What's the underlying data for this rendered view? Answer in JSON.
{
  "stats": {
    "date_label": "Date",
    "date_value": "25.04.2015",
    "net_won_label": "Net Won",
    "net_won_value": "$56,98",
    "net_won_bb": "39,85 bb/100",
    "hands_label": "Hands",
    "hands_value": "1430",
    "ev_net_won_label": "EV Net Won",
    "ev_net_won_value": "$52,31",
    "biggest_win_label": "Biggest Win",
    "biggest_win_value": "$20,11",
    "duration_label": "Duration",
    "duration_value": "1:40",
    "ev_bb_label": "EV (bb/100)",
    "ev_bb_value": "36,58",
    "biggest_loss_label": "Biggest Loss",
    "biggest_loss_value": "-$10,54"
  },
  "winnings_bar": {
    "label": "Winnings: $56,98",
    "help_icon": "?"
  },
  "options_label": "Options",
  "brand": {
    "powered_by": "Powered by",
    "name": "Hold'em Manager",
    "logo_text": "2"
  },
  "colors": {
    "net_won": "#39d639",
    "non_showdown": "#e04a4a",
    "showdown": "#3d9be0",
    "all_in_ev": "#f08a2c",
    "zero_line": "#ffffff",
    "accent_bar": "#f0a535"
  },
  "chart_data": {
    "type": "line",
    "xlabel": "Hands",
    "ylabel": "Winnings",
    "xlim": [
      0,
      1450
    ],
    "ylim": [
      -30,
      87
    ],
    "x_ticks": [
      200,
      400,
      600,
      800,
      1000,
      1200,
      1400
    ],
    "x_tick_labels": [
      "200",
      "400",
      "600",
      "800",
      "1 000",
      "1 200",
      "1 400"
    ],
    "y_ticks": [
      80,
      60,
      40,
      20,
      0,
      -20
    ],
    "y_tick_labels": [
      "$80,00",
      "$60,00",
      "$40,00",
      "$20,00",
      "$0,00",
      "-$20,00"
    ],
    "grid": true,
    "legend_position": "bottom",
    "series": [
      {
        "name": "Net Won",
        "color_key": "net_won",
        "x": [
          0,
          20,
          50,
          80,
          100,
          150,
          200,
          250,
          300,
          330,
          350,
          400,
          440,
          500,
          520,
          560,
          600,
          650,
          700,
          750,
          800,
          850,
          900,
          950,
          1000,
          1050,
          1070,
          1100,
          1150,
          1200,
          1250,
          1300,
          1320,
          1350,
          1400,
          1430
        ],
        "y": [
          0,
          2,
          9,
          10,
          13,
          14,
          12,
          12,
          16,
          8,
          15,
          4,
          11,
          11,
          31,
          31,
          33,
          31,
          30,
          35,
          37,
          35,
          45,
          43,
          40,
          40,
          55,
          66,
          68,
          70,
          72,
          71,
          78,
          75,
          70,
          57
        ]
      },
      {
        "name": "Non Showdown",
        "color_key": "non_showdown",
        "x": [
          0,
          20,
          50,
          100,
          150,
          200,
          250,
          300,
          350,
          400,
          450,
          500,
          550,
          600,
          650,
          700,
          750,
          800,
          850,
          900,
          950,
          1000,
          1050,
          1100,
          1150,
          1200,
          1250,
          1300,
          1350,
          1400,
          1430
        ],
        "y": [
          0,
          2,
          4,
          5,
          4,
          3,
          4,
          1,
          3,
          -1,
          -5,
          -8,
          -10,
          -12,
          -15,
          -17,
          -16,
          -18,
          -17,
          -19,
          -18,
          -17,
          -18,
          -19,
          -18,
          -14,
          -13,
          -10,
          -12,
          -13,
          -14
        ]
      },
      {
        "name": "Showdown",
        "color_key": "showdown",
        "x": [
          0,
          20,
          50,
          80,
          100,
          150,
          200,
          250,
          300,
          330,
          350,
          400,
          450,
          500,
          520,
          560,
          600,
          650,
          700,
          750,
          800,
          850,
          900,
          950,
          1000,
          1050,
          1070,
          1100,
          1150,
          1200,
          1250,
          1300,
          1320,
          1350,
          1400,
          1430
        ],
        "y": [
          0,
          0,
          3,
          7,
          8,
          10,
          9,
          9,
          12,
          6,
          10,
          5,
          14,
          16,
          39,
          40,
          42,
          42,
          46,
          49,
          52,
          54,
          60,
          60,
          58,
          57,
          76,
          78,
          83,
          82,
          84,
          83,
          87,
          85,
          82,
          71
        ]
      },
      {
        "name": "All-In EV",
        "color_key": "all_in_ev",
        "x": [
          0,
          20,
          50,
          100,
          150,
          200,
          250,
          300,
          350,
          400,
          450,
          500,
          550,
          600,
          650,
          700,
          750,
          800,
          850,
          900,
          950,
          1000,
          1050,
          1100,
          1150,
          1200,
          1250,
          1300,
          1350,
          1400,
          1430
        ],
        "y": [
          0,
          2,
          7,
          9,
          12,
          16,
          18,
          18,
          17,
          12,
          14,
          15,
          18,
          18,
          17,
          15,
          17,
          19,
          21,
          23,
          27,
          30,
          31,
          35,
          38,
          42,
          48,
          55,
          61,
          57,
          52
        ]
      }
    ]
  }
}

##########

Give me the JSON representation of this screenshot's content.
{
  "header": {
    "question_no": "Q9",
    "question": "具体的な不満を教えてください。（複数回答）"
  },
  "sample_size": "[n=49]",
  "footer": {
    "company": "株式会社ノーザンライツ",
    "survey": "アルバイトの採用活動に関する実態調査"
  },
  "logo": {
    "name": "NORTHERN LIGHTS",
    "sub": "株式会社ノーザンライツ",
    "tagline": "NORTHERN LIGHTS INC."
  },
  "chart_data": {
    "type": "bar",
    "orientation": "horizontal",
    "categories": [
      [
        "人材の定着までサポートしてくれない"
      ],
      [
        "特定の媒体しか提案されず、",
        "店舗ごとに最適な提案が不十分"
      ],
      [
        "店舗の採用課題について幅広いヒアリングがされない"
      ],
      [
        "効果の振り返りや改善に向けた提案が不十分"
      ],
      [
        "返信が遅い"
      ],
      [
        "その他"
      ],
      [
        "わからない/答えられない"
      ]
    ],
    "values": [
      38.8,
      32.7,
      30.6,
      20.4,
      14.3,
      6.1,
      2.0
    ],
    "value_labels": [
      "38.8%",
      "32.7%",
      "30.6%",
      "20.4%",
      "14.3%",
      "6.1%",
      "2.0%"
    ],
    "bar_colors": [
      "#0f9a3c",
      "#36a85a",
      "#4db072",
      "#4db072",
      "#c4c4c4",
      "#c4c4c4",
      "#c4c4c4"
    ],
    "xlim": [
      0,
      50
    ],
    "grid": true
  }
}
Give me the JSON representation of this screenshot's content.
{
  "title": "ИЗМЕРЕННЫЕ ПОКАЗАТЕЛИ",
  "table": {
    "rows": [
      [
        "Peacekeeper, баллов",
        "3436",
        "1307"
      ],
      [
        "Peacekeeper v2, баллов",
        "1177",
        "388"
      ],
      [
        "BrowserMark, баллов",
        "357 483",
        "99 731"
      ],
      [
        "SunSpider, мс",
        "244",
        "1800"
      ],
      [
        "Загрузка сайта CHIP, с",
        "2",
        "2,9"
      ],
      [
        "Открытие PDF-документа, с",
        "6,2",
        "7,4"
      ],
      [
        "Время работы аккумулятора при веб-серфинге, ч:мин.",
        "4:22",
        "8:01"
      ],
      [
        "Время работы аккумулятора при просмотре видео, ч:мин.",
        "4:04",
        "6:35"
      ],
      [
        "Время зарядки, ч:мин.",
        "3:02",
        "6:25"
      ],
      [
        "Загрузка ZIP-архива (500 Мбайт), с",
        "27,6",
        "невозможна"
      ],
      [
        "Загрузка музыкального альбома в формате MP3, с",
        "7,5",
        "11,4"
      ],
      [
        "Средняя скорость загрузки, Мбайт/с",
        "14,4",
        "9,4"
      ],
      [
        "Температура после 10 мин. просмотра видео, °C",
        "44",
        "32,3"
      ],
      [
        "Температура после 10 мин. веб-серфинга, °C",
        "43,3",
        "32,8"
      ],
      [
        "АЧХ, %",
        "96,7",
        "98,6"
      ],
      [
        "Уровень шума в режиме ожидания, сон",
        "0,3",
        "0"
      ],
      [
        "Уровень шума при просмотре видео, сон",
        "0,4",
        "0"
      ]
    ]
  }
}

##########

▸ PROBLEM
Your task is to report how many lines of the material include the string "просмотре". Give the number and no other words.

▸ SOLUTION FOR THIS TASK
2